> _Task to carry out_
From the entries below, copy every line where the string "JSON" appears.

> _Source material_
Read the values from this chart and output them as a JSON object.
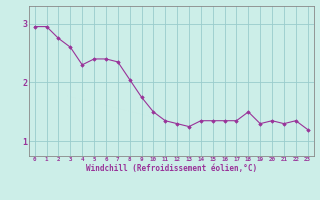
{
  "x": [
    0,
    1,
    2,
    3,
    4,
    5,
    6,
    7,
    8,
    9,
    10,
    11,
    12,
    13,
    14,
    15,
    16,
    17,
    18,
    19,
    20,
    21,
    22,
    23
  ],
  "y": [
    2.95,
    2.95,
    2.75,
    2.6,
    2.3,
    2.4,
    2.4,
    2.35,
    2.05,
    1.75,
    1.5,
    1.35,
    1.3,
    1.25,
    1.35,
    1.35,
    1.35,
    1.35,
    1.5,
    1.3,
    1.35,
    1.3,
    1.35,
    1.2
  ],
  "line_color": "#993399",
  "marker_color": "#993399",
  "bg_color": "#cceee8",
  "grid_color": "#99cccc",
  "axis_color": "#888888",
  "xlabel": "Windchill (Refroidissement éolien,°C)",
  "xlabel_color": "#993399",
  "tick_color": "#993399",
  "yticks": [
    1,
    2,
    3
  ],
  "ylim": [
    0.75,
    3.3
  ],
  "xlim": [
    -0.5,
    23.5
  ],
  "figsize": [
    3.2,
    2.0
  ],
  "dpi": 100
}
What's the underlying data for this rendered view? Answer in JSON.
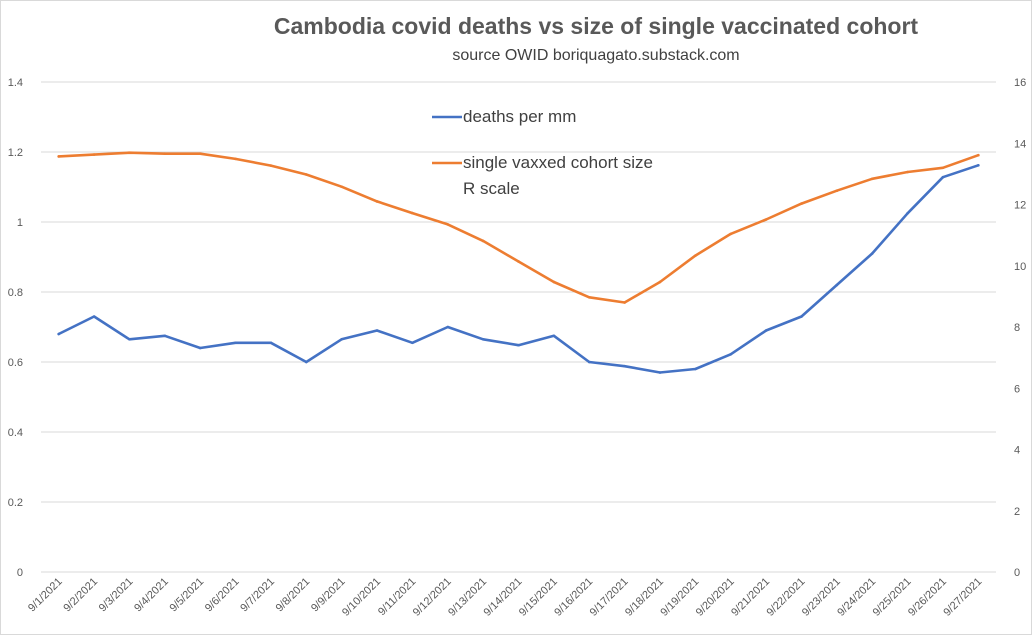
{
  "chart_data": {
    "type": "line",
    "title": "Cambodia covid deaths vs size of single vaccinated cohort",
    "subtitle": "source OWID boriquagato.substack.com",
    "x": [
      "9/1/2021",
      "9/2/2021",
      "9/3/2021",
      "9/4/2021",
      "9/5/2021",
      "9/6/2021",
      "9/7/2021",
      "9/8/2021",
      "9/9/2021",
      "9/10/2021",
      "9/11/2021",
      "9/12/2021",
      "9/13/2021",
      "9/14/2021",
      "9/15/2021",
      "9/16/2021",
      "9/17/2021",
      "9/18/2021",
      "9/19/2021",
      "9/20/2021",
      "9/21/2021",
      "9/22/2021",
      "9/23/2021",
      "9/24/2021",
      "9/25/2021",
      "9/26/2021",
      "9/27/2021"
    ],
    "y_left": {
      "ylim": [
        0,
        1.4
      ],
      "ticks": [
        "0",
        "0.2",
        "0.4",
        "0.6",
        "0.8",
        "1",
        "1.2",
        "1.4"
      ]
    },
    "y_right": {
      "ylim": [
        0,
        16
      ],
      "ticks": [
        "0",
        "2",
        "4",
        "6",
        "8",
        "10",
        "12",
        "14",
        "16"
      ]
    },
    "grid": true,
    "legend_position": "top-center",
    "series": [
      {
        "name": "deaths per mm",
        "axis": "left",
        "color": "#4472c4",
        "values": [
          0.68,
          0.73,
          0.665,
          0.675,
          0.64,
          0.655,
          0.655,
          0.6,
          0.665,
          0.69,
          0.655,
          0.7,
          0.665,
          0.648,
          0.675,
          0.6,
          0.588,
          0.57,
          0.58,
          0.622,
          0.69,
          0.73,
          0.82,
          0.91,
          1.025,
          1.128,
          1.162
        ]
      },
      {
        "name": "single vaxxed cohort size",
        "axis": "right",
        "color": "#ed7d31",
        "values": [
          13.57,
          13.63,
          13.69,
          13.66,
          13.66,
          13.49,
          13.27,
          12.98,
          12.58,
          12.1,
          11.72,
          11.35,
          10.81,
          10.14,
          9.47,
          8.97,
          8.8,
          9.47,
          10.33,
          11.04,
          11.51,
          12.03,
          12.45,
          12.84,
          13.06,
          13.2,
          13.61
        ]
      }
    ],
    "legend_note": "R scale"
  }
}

* * *

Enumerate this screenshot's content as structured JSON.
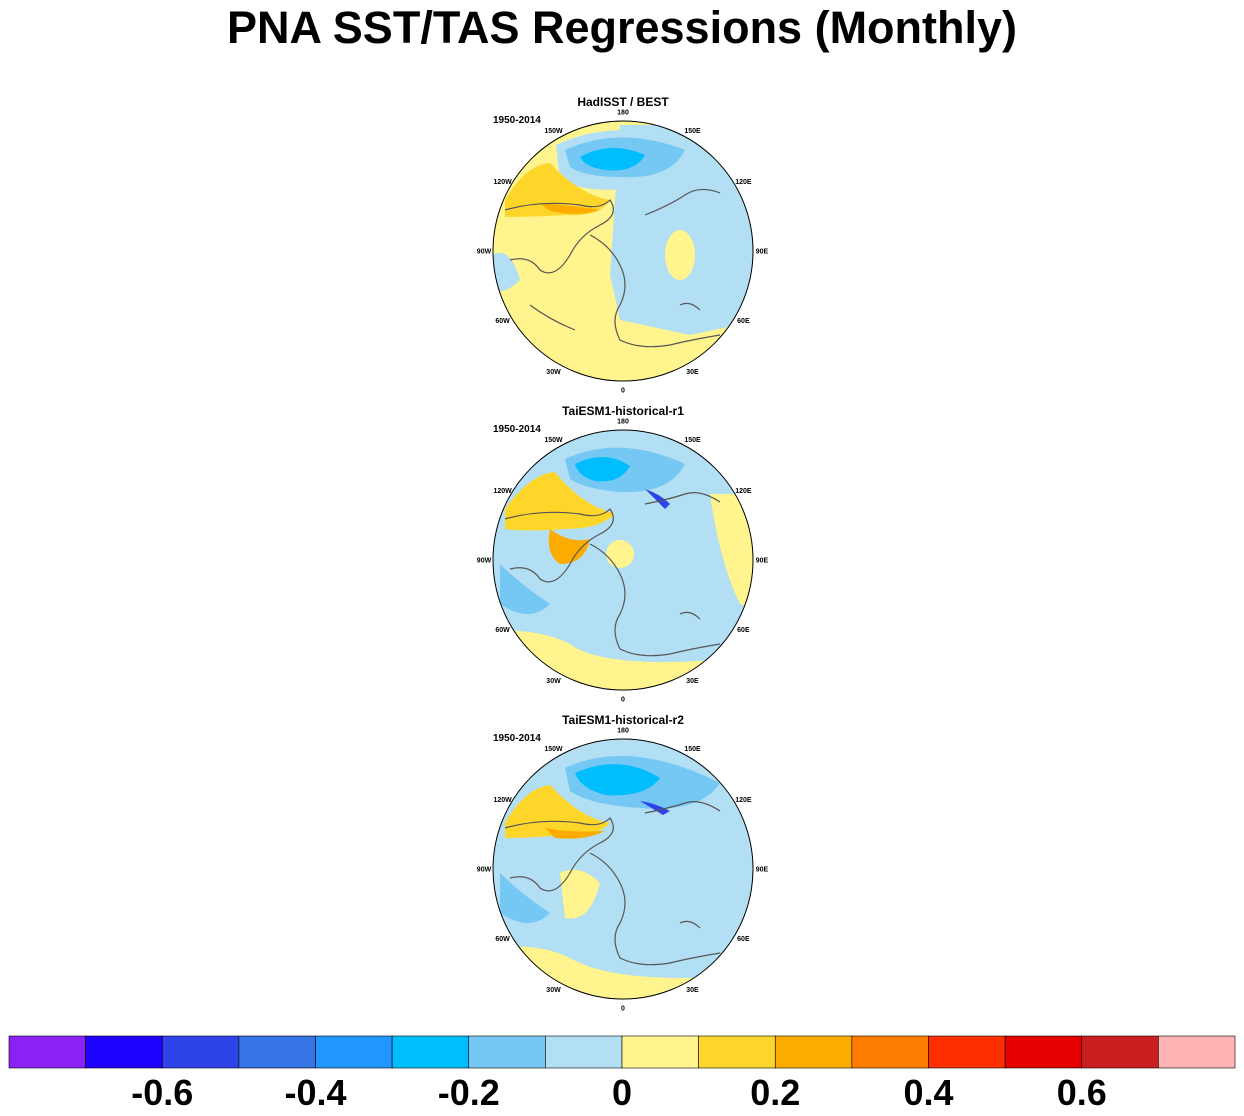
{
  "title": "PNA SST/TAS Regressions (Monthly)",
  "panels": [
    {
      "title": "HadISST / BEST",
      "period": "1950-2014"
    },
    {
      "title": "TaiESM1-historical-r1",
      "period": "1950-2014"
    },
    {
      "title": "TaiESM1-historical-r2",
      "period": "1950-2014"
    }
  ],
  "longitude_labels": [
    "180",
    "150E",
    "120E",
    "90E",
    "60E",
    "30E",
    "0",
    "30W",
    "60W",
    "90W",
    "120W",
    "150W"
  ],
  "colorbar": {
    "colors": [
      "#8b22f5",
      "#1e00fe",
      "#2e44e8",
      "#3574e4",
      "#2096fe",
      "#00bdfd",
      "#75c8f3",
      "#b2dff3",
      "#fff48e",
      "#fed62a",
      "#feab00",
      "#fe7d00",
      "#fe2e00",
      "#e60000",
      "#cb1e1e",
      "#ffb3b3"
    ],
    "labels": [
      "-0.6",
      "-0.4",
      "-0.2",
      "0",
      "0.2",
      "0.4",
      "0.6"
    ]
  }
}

> _Task output_
Read the values from this chart and output them as a JSON object.
What's the underlying data for this rendered view? Answer in JSON.
Enumerate this screenshot's content as structured JSON.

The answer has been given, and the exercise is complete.